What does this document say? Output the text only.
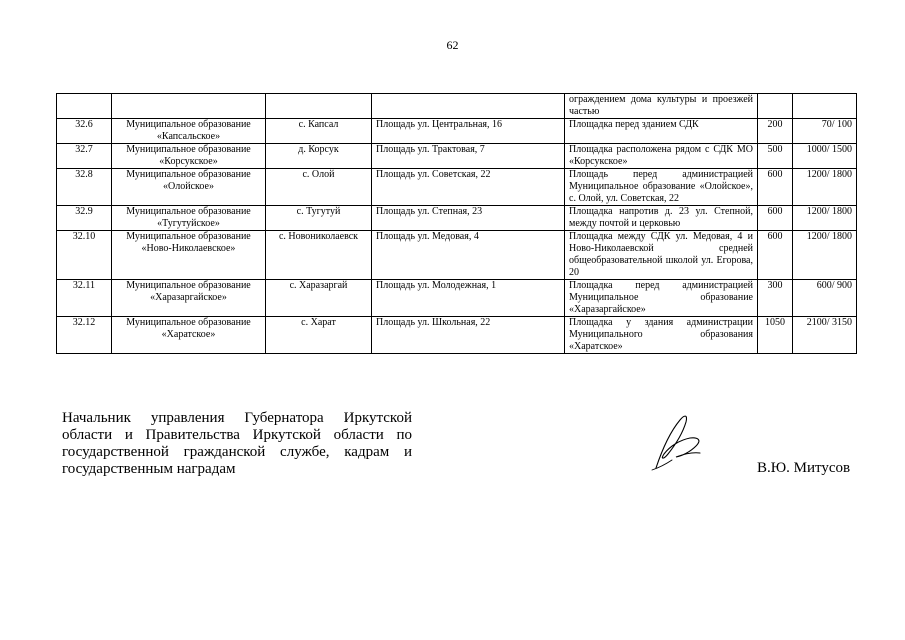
62
				ограждением дома культуры и проезжей частью		
32.6	Муниципальное образование «Капсальское»	с. Капсал	Площадь ул. Центральная, 16	Площадка перед зданием СДК	200	70/ 100
32.7	Муниципальное образование «Корсукское»	д. Корсук	Площадь ул. Трактовая, 7	Площадка расположена рядом с СДК МО «Корсукское»	500	1000/ 1500
32.8	Муниципальное образование «Олойское»	с. Олой	Площадь ул. Советская, 22	Площадь перед администрацией Муниципальное образование «Олойское», с. Олой, ул. Советская, 22	600	1200/ 1800
32.9	Муниципальное образование «Тугутуйское»	с. Тугутуй	Площадь ул. Степная, 23	Площадка напротив д. 23 ул. Степной, между почтой и церковью	600	1200/ 1800
32.10	Муниципальное образование «Ново-Николаевское»	с. Новониколаевск	Площадь ул. Медовая, 4	Площадка между СДК ул. Медовая, 4 и Ново-Николаевской средней общеобразовательной школой ул. Егорова, 20	600	1200/ 1800
32.11	Муниципальное образование «Харазаргайское»	с. Харазаргай	Площадь ул. Молодежная, 1	Площадка перед администрацией Муниципальное образование «Харазаргайское»	300	600/ 900
32.12	Муниципальное образование «Харатское»	с. Харат	Площадь ул. Школьная, 22	Площадка у здания администрации Муниципального образования «Харатское»	1050	2100/ 3150
Начальник управления Губернатора Иркутской области и Правительства Иркутской области по государственной гражданской службе, кадрам и государственным наградам	В.Ю. Митусов
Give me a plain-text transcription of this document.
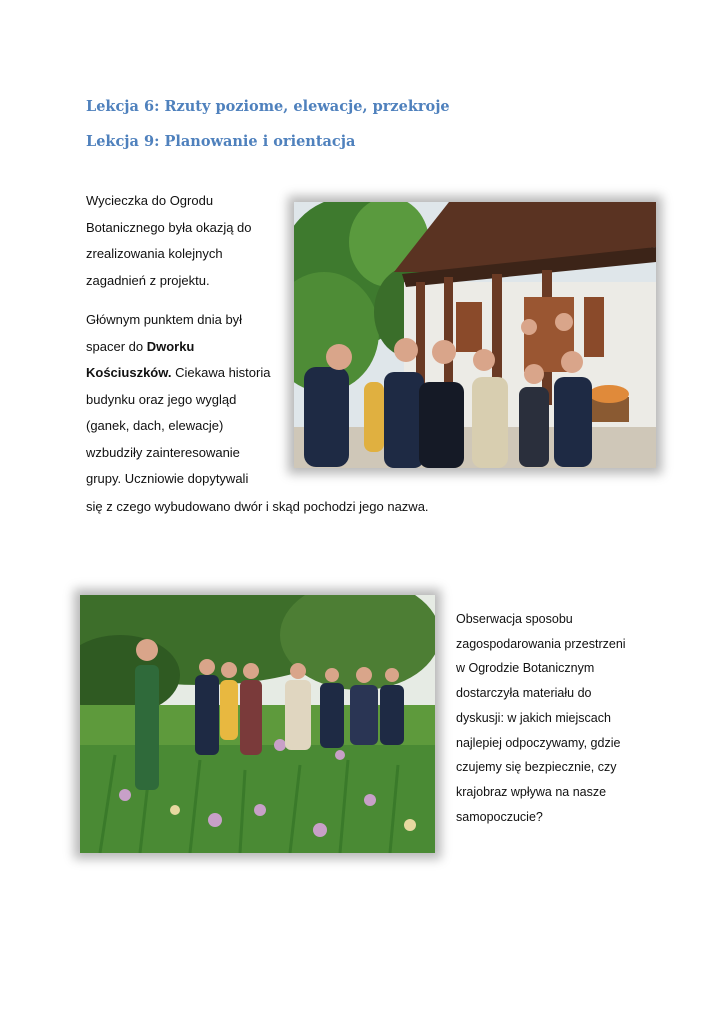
Lekcja 6: Rzuty poziome, elewacje, przekroje
Lekcja 9: Planowanie i orientacja
Wycieczka do Ogrodu
Botanicznego była okazją do
zrealizowania kolejnych
zagadnień z projektu.
Głównym punktem dnia był
spacer do Dworku
Kościuszków. Ciekawa historia
budynku oraz jego wygląd
(ganek, dach, elewacje)
wzbudziły zainteresowanie
grupy. Uczniowie dopytywali
się z czego wybudowano dwór i skąd pochodzi jego nazwa.
Obserwacja sposobu
zagospodarowania przestrzeni
w Ogrodzie Botanicznym
dostarczyła materiału do
dyskusji: w jakich miejscach
najlepiej odpoczywamy, gdzie
czujemy się bezpiecznie, czy
krajobraz wpływa na nasze
samopoczucie?
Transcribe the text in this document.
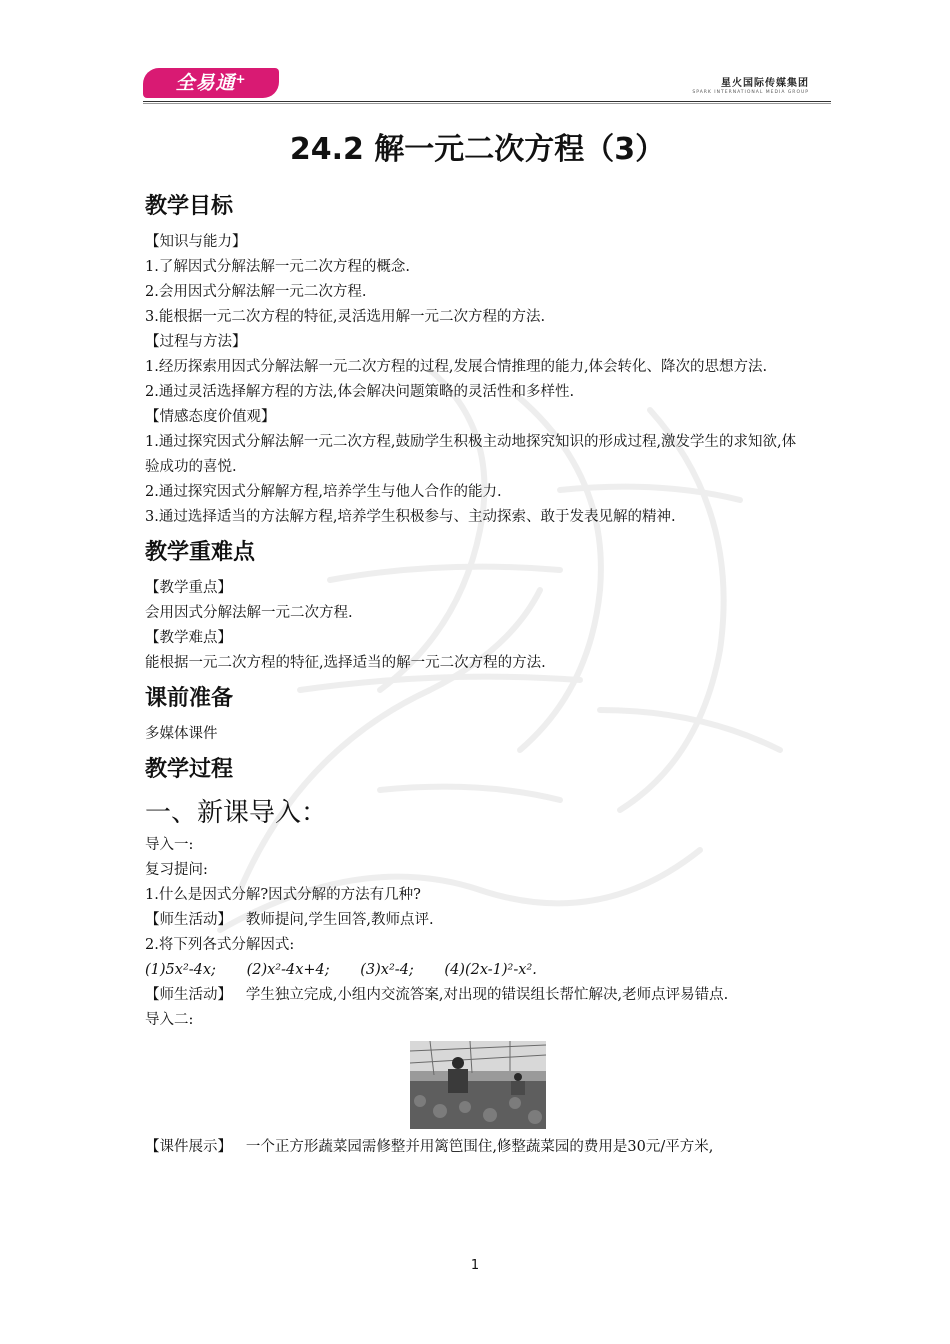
全易通+	星火国际传媒集团
SPARK INTERNATIONAL MEDIA GROUP
24.2 解一元二次方程（3）
教学目标

【知识与能力】

1.了解因式分解法解一元二次方程的概念.

2.会用因式分解法解一元二次方程.

3.能根据一元二次方程的特征,灵活选用解一元二次方程的方法.

【过程与方法】

1.经历探索用因式分解法解一元二次方程的过程,发展合情推理的能力,体会转化、降次的思想方法.

2.通过灵活选择解方程的方法,体会解决问题策略的灵活性和多样性.

【情感态度价值观】

1.通过探究因式分解法解一元二次方程,鼓励学生积极主动地探究知识的形成过程,激发学生的求知欲,体验成功的喜悦.

2.通过探究因式分解解方程,培养学生与他人合作的能力.

3.通过选择适当的方法解方程,培养学生积极参与、主动探索、敢于发表见解的精神.

教学重难点

【教学重点】

会用因式分解法解一元二次方程.

【教学难点】

能根据一元二次方程的特征,选择适当的解一元二次方程的方法.

课前准备

多媒体课件

教学过程
一、新课导入：

导入一:

复习提问:

1.什么是因式分解?因式分解的方法有几种?

【师生活动】 教师提问,学生回答,教师点评.

2.将下列各式分解因式:

(1)5x²-4x; (2)x²-4x+4; (3)x²-4; (4)(2x-1)²-x².

【师生活动】 学生独立完成,小组内交流答案,对出现的错误组长帮忙解决,老师点评易错点.

导入二:

【课件展示】 一个正方形蔬菜园需修整并用篱笆围住,修整蔬菜园的费用是30元/平方米,

1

──────────────────────────────

Find each line holding the word "elewacje" and copy it.

Lekcja 6: Rzuty poziome, elewacje, przekroje
(ganek, dach, elewacje)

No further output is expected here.